Cosa farai:
Per favore, rinomina "y-tick-label" in "y-axis-label" nelle righe del materiale che partono da quella con "legend-label: 政府 GX (350, 208, 400, 223)" e arrivano fino a quella con "legend-label: GT 戦略 (250, 208, 298, 223)". Riporta solo queste righe, lasciando invariato tutto il resto.

-=-=-

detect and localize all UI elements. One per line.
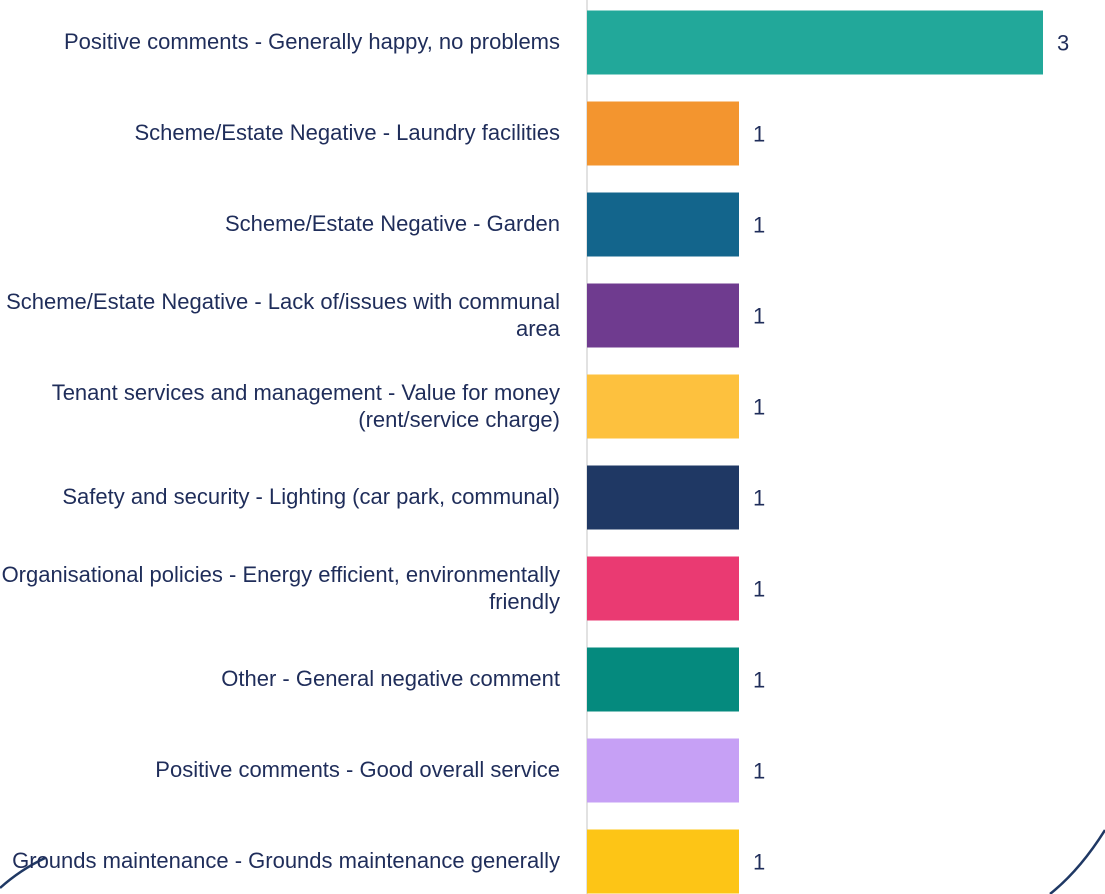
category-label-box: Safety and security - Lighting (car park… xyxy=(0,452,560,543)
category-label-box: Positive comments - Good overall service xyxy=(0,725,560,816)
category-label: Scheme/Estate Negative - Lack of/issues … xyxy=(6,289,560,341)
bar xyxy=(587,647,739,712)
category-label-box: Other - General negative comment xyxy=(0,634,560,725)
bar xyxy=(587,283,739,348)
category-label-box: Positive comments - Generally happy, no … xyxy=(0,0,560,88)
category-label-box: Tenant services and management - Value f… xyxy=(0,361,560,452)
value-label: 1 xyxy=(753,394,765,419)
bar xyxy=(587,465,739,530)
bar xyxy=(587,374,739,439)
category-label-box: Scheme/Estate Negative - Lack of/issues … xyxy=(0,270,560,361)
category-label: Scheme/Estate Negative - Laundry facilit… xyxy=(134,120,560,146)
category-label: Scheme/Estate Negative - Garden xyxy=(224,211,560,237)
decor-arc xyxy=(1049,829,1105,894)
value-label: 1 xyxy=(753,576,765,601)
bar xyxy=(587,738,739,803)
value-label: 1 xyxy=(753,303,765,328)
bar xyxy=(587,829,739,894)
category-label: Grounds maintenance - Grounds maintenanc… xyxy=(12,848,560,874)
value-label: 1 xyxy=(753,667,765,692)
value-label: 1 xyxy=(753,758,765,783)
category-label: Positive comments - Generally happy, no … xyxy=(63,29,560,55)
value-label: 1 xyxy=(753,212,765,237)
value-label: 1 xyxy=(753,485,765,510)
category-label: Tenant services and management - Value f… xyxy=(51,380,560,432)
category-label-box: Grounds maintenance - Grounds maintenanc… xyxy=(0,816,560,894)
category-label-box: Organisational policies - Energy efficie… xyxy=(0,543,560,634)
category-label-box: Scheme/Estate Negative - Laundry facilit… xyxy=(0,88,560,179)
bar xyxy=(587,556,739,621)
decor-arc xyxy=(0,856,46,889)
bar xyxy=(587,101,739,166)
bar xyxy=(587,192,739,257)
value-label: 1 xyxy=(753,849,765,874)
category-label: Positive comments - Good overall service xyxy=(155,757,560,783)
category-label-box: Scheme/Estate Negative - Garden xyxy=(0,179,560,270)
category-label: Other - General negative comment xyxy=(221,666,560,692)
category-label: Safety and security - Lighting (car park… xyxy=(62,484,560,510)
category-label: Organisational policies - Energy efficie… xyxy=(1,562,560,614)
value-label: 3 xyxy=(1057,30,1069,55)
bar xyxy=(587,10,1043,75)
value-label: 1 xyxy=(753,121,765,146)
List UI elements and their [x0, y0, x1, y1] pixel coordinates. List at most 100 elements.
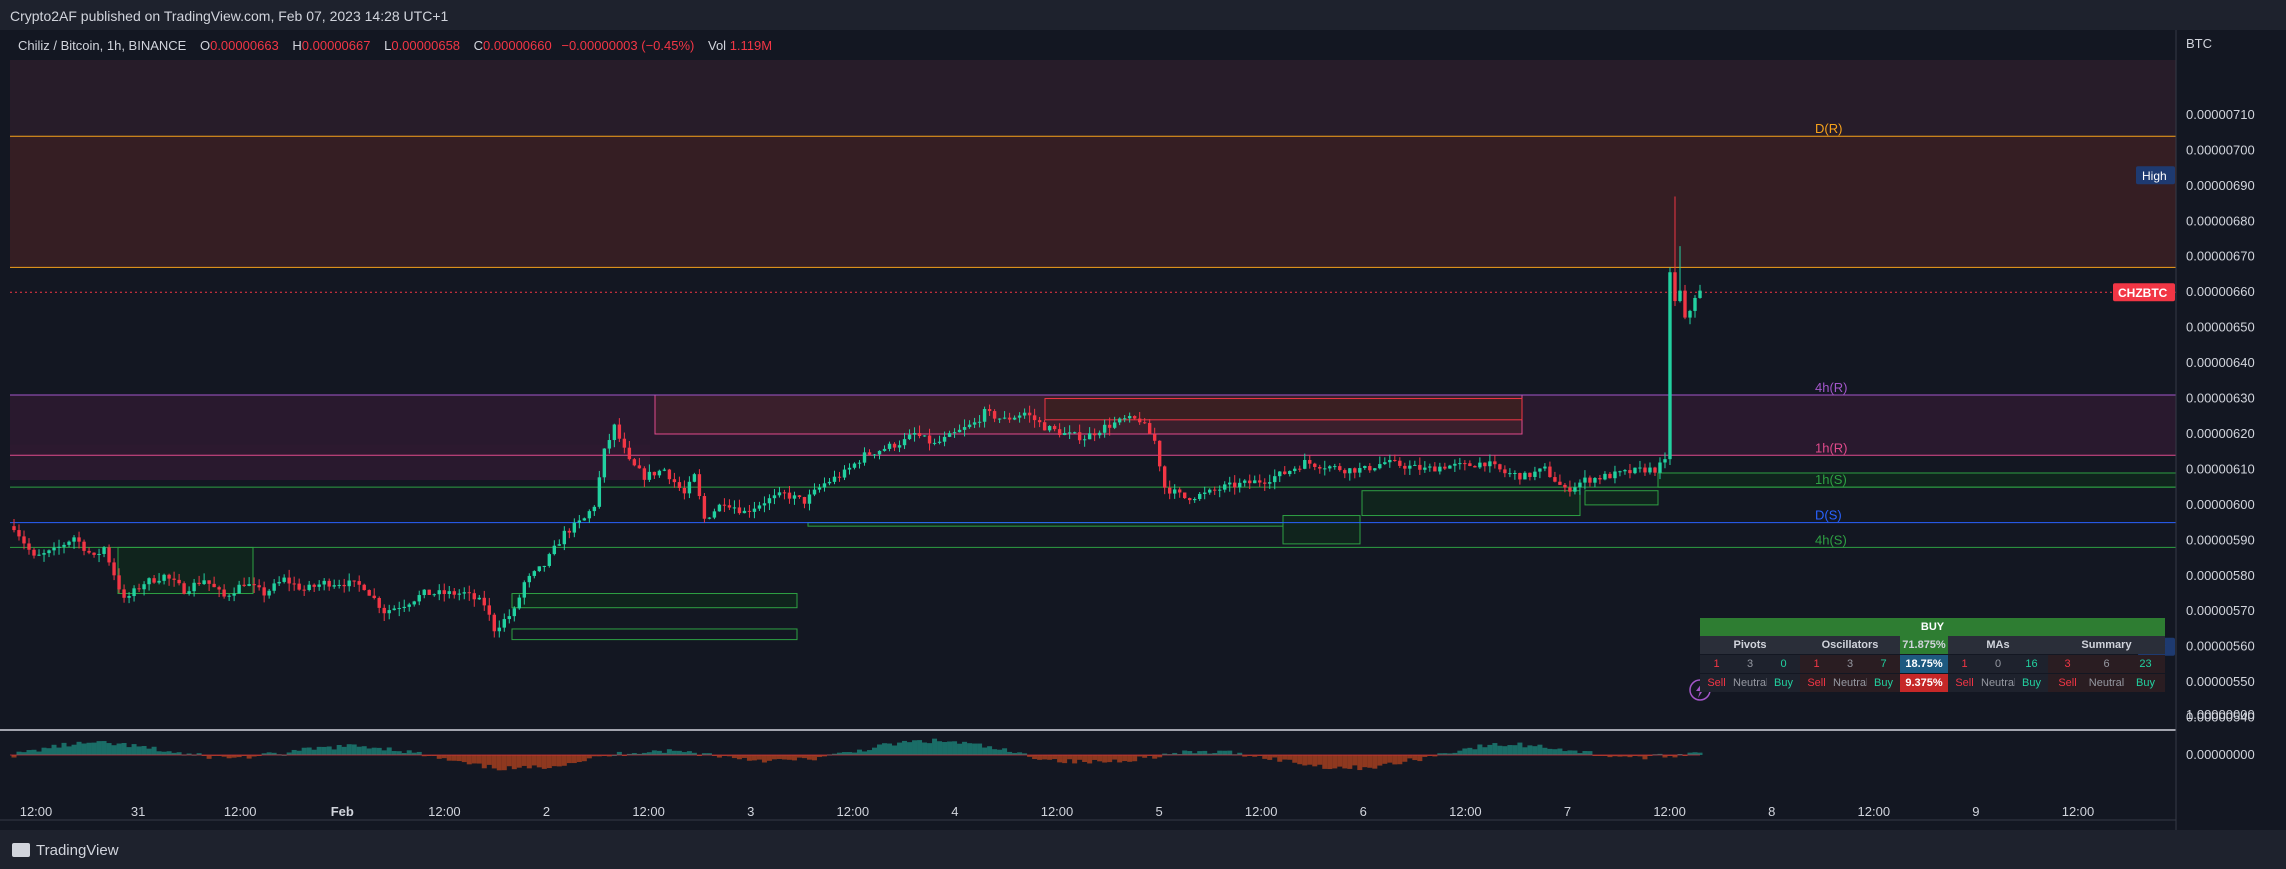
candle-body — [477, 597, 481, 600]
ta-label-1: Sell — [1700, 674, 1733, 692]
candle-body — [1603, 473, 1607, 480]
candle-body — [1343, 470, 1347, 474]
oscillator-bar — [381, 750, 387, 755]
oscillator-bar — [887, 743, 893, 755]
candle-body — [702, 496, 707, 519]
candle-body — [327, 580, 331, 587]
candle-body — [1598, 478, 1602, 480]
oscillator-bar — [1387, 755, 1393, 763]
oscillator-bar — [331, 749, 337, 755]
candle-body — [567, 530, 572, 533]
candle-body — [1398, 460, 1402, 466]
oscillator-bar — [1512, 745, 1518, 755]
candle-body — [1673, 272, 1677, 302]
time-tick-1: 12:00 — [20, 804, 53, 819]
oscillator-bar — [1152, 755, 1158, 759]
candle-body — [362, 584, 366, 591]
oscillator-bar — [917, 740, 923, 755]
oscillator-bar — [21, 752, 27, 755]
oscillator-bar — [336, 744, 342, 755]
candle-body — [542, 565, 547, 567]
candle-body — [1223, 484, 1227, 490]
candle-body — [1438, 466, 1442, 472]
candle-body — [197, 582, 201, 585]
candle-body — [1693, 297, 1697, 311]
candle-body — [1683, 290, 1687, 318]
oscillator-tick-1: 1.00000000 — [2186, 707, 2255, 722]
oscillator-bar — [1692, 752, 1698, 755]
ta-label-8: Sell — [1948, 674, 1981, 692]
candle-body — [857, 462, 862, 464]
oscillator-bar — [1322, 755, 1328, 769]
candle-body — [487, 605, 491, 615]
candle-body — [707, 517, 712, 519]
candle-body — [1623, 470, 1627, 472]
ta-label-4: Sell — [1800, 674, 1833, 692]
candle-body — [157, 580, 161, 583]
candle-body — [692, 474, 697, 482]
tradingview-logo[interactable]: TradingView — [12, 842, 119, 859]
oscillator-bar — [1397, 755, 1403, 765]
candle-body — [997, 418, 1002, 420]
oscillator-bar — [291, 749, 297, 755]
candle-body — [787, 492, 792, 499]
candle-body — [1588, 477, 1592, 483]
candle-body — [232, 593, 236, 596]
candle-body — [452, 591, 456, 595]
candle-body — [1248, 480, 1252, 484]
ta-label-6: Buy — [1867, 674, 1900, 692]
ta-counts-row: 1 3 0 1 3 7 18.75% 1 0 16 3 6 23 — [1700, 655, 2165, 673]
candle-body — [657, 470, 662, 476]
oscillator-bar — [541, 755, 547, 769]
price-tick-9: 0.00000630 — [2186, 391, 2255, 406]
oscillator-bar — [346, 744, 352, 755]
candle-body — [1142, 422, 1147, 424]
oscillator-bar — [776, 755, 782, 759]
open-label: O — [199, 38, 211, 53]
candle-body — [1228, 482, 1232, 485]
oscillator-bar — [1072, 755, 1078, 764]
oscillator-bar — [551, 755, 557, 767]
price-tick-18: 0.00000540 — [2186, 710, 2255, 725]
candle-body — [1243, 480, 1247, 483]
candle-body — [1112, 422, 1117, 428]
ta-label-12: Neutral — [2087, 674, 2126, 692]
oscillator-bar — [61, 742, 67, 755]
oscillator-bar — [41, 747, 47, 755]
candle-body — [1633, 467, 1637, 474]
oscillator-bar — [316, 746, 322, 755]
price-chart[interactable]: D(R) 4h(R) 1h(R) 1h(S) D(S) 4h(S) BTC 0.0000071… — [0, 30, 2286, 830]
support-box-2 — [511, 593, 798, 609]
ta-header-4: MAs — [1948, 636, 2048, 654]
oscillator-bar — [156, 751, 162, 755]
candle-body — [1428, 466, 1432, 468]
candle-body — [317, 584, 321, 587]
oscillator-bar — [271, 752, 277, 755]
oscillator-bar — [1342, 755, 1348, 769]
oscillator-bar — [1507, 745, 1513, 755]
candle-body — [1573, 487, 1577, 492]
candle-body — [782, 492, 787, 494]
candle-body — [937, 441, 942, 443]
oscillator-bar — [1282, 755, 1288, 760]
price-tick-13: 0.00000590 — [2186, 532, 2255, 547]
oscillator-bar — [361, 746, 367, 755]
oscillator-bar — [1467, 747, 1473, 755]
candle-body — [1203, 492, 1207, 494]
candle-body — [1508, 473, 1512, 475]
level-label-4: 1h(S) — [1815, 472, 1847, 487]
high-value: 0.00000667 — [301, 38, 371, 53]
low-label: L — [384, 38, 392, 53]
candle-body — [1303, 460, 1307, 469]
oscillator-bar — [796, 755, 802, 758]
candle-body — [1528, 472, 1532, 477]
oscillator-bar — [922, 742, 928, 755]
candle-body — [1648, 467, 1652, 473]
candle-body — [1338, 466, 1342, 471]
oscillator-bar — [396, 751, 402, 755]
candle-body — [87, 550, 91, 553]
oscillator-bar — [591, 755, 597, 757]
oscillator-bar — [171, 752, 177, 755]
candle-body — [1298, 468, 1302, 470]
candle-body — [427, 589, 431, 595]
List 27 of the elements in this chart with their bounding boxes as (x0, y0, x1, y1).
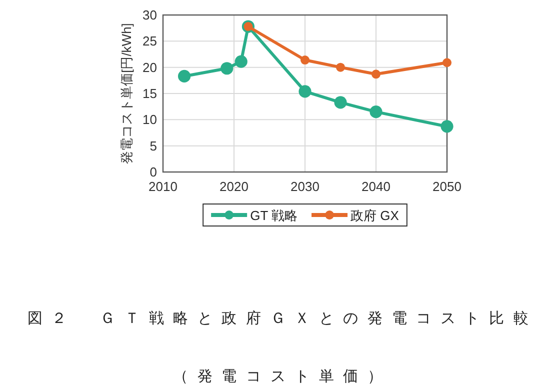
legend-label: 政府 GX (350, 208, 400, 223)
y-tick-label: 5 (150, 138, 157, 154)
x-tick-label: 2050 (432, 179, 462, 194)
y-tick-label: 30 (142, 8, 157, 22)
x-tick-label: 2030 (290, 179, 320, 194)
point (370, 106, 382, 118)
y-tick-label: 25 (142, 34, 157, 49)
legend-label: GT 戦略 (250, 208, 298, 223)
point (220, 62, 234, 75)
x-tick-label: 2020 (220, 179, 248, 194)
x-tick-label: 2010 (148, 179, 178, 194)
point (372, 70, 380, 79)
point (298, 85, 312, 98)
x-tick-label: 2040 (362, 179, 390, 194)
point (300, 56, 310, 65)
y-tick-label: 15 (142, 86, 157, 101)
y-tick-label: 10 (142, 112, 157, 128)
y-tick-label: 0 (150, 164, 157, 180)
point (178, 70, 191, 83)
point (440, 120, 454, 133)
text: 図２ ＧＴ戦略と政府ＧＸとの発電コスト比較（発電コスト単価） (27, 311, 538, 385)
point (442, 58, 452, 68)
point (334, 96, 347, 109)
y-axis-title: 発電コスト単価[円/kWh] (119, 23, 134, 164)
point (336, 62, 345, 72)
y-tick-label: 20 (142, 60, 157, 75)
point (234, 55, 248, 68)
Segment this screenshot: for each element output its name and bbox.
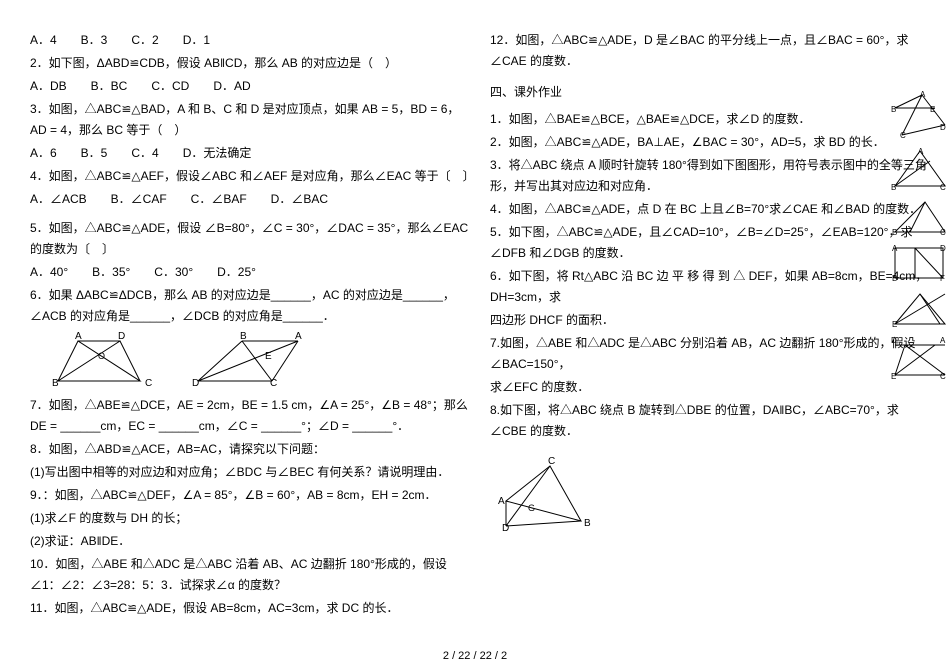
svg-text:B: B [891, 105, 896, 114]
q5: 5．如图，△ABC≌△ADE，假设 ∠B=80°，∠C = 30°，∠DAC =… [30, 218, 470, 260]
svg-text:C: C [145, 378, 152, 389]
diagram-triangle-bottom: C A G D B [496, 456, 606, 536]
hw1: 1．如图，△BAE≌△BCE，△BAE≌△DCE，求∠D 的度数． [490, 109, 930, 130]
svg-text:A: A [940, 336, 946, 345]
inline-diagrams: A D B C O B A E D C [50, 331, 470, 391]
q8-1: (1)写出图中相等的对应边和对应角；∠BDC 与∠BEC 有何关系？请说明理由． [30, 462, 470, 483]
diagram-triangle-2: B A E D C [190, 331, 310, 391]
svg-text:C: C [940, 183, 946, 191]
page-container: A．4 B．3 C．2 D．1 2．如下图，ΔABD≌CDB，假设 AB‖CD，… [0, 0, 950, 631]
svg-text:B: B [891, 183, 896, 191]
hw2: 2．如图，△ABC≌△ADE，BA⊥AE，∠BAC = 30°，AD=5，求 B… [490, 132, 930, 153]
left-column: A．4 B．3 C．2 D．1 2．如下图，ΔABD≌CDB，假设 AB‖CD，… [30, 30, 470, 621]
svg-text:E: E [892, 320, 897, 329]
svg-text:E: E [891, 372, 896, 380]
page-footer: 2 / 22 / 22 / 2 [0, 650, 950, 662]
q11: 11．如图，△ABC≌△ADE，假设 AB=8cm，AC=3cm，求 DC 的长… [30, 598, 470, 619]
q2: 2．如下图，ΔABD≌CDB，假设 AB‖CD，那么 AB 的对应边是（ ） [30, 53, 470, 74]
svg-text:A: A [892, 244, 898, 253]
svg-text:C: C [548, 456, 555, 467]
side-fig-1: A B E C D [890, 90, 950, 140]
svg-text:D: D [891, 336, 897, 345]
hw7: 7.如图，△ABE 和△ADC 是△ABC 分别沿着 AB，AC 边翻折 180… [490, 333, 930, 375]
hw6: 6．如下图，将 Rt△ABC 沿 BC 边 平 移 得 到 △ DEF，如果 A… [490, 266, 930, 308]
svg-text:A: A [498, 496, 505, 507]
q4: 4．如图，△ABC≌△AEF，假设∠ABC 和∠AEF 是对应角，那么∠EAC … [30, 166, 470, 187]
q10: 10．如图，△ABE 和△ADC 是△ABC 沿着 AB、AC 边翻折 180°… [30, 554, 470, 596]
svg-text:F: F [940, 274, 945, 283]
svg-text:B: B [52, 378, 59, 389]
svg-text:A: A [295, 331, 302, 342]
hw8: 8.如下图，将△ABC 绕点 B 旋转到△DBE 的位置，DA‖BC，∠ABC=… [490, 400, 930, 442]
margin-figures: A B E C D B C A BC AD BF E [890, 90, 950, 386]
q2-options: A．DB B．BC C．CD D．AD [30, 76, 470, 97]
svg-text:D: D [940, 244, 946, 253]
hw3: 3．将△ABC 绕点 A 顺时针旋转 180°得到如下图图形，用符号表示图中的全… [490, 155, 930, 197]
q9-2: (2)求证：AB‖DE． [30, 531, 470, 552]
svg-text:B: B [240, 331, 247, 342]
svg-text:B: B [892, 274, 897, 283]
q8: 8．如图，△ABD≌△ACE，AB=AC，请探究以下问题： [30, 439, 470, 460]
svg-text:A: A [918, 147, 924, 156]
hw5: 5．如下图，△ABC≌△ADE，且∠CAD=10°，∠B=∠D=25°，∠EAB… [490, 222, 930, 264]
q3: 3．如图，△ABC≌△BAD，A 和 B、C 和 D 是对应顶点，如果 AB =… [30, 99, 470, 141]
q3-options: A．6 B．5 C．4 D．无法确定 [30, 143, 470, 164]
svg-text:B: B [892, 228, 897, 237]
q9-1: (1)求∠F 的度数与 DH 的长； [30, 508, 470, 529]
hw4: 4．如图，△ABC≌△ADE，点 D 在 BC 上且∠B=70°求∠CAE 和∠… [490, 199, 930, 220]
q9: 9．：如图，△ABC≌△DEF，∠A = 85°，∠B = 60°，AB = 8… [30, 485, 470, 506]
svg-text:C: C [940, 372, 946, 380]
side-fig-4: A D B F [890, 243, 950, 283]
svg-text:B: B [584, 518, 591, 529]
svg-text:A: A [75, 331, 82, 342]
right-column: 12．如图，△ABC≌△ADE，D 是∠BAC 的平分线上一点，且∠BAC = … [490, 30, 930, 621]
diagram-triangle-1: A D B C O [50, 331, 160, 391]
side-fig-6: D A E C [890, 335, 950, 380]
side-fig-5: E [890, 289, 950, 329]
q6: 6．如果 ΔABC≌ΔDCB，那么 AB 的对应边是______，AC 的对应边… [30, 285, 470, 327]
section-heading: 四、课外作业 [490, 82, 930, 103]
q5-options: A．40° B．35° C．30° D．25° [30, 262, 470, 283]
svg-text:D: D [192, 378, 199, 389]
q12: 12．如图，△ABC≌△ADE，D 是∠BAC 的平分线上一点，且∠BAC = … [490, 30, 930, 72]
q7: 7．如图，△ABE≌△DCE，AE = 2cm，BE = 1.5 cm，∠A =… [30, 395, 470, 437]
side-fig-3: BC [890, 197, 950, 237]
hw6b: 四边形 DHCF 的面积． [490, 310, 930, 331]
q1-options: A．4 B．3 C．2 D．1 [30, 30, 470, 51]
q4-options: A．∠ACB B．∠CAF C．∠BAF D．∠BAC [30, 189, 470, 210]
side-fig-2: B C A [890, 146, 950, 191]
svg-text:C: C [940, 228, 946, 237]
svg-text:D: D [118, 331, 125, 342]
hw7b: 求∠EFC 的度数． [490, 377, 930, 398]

-=-=-

Risposta al compito:
legend-label: 政府 GX (350, 208, 400, 223)
y-axis-label: 5 (150, 138, 157, 154)
x-tick-label: 2050 (432, 179, 462, 194)
y-axis-label: 30 (142, 8, 157, 22)
x-tick-label: 2030 (290, 179, 320, 194)
point (370, 106, 382, 118)
y-axis-label: 25 (142, 34, 157, 49)
legend-label: GT 戦略 (250, 208, 298, 223)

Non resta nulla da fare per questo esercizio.